SET PROBLEM: How many lines of the records hold the string "right"? Reply with the number alone.
* start *
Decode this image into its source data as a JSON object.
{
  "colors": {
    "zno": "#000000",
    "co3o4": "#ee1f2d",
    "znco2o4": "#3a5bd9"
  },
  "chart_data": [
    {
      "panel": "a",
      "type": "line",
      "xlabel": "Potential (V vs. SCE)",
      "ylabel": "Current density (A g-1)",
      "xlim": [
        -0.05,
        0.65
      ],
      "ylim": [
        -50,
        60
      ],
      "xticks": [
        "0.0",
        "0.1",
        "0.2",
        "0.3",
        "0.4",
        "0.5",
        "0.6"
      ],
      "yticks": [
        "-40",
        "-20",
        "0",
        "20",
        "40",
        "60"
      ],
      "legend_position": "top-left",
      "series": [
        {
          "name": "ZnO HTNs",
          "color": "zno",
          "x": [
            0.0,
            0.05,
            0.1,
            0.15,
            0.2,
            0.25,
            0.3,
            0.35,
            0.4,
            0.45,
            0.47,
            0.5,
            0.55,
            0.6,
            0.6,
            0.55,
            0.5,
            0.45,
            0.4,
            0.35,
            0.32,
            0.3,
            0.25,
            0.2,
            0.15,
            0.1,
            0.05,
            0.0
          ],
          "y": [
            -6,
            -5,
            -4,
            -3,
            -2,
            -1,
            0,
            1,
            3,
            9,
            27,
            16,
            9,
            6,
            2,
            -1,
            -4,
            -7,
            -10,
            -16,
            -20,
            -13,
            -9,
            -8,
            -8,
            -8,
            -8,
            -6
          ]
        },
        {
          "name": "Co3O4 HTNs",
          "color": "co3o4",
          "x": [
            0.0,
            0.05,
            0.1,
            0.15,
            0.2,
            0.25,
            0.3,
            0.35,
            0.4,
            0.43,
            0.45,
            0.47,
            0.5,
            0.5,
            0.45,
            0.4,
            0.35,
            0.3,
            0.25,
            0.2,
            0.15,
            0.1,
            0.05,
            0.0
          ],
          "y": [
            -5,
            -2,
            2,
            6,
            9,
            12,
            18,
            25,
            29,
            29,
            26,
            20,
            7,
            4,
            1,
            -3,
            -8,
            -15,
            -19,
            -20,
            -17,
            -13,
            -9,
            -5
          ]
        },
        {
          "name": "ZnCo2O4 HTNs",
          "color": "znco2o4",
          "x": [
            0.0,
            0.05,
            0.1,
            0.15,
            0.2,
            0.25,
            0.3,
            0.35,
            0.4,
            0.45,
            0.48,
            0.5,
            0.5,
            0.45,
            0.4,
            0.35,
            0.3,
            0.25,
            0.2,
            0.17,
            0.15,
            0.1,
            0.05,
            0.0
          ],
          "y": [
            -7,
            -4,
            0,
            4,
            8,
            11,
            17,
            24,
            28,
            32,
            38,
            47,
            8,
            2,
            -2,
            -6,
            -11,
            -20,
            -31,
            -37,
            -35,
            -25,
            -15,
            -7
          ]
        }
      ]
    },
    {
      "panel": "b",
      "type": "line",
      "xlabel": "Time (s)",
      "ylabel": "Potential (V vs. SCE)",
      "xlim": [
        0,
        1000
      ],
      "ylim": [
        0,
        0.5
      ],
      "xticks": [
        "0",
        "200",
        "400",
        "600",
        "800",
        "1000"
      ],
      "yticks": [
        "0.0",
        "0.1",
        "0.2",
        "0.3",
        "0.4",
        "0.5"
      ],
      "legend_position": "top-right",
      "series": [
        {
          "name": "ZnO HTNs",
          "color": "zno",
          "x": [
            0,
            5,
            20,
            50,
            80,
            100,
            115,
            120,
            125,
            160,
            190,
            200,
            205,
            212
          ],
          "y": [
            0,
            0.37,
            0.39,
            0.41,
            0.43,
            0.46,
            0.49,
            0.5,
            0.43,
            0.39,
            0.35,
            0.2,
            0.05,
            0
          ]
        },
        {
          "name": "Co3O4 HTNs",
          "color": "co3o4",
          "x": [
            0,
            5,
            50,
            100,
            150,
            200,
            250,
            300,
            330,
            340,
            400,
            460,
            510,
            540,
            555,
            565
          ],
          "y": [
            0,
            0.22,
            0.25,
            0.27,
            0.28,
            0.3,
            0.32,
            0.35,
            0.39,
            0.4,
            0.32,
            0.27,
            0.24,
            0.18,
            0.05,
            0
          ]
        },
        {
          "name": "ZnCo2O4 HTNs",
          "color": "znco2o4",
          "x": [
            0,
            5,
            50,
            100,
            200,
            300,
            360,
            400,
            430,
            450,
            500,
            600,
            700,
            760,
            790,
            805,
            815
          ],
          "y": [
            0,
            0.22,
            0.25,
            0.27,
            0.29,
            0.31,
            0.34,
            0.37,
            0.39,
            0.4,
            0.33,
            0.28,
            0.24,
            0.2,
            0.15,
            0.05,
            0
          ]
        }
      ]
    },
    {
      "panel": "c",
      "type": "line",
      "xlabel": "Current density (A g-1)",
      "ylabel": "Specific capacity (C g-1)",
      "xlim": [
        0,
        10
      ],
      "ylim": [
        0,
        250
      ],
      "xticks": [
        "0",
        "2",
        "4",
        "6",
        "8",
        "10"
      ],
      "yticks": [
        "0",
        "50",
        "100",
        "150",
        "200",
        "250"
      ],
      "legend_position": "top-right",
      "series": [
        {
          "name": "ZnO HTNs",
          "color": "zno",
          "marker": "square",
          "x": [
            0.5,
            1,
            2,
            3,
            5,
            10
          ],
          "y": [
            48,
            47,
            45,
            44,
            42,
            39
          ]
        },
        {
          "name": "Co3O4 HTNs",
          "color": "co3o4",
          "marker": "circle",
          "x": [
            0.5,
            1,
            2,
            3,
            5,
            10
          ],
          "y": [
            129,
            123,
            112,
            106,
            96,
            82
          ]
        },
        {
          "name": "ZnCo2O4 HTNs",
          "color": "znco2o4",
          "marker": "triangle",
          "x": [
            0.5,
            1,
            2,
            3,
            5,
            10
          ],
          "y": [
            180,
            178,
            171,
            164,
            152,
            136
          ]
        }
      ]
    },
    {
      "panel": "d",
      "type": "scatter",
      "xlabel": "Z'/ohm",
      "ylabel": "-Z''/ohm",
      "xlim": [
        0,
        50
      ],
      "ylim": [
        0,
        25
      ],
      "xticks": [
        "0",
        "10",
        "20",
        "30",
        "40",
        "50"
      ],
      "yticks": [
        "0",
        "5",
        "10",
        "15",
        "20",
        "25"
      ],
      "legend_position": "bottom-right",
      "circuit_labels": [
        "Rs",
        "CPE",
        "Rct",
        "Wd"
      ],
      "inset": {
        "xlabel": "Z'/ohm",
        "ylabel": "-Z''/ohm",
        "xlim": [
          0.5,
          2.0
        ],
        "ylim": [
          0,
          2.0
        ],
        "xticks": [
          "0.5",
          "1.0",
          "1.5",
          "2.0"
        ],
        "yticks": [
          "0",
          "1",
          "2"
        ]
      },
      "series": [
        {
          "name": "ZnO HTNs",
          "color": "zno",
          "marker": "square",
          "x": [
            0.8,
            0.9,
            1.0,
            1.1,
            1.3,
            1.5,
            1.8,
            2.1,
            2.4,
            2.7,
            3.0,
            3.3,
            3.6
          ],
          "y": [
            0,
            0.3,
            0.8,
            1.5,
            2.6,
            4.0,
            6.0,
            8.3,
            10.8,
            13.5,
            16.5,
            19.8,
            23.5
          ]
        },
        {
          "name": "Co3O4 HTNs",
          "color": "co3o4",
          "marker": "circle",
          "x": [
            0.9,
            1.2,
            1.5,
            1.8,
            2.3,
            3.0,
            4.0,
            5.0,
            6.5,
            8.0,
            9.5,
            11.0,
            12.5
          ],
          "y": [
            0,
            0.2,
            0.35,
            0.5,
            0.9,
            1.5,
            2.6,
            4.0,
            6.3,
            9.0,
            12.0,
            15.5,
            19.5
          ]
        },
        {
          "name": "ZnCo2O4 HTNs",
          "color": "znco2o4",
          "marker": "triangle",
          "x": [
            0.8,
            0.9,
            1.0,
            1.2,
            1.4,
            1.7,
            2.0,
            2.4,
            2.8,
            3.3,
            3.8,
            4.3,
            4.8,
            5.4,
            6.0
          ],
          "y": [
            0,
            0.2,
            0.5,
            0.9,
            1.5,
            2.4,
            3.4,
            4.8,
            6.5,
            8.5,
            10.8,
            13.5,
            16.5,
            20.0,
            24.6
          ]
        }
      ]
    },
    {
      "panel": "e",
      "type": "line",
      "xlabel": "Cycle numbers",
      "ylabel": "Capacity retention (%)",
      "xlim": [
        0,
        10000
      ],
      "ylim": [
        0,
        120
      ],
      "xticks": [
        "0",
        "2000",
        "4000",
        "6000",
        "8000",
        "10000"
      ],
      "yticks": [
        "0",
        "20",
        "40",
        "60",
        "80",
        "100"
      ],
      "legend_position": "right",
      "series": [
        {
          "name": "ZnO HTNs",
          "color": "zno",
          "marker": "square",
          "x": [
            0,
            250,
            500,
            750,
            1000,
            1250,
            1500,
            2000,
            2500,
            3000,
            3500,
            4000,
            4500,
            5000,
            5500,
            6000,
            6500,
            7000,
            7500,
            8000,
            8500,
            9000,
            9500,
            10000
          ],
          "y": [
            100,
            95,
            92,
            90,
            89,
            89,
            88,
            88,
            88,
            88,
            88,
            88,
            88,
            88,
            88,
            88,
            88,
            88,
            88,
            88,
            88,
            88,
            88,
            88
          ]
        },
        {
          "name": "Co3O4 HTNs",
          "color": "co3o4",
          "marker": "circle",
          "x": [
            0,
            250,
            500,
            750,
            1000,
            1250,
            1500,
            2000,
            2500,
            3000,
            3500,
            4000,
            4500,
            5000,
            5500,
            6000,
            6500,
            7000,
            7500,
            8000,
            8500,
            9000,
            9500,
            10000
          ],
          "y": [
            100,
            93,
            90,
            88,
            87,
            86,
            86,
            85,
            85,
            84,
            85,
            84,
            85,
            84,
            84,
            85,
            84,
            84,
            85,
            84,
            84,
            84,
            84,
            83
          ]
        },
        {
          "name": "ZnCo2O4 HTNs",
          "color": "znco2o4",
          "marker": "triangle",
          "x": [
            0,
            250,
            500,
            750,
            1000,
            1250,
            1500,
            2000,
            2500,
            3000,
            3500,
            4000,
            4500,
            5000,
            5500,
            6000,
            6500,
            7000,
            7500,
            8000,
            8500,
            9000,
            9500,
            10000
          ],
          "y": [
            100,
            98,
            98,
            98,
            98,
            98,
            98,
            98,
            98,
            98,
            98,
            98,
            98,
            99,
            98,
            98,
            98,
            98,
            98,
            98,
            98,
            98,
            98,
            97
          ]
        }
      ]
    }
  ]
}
* end *
RESULT OF THE TASK: 4